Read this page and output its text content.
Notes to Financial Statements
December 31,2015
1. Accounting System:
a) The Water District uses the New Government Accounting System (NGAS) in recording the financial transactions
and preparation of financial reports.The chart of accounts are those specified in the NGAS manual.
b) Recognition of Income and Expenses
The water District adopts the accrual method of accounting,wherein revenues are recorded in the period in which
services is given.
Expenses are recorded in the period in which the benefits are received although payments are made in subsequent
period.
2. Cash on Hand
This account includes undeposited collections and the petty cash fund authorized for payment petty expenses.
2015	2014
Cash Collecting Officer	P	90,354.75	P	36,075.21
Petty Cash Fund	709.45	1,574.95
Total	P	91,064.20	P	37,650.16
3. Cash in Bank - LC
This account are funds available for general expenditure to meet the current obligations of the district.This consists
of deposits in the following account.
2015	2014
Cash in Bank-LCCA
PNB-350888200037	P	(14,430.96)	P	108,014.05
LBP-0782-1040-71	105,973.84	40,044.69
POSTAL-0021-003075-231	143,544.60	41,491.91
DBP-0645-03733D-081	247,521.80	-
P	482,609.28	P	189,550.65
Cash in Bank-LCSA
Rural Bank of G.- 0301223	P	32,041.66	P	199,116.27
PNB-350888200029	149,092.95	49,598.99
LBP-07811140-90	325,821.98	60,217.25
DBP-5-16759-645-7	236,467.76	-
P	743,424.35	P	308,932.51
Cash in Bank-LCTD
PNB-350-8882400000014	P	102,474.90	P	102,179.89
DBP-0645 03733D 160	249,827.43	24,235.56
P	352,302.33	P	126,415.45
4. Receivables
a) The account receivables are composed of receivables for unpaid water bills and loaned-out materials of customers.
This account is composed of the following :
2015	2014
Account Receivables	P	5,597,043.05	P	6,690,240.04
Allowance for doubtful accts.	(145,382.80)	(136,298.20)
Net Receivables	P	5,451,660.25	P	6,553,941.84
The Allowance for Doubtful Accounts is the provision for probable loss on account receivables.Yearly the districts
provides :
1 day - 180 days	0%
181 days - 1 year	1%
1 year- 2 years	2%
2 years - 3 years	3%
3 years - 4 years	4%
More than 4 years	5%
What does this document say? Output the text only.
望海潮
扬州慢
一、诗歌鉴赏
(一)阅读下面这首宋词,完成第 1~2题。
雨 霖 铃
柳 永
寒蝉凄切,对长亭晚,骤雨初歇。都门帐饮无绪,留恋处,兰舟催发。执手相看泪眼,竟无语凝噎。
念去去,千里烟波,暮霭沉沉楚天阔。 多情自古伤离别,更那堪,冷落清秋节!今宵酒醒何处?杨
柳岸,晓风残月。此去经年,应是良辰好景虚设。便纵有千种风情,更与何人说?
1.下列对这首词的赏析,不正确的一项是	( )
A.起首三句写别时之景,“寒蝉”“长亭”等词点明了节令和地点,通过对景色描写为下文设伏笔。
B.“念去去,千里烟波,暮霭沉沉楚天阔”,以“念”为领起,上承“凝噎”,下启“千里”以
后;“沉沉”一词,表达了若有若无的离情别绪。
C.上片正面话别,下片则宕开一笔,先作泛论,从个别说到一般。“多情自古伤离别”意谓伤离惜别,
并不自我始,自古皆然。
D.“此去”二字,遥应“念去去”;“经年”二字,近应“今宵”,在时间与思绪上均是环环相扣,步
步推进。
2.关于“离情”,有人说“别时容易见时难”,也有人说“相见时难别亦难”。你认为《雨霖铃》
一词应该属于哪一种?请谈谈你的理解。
※ ※ ※
**Exercise description**
Pick out the lines that contain "Bank" and copy them.

**Written solution**
3. Cash in Bank - LC
Cash in Bank-LCCA
Cash in Bank-LCSA
Rural Bank of G.- 0301223	P	32,041.66	P	199,116.27
Cash in Bank-LCTD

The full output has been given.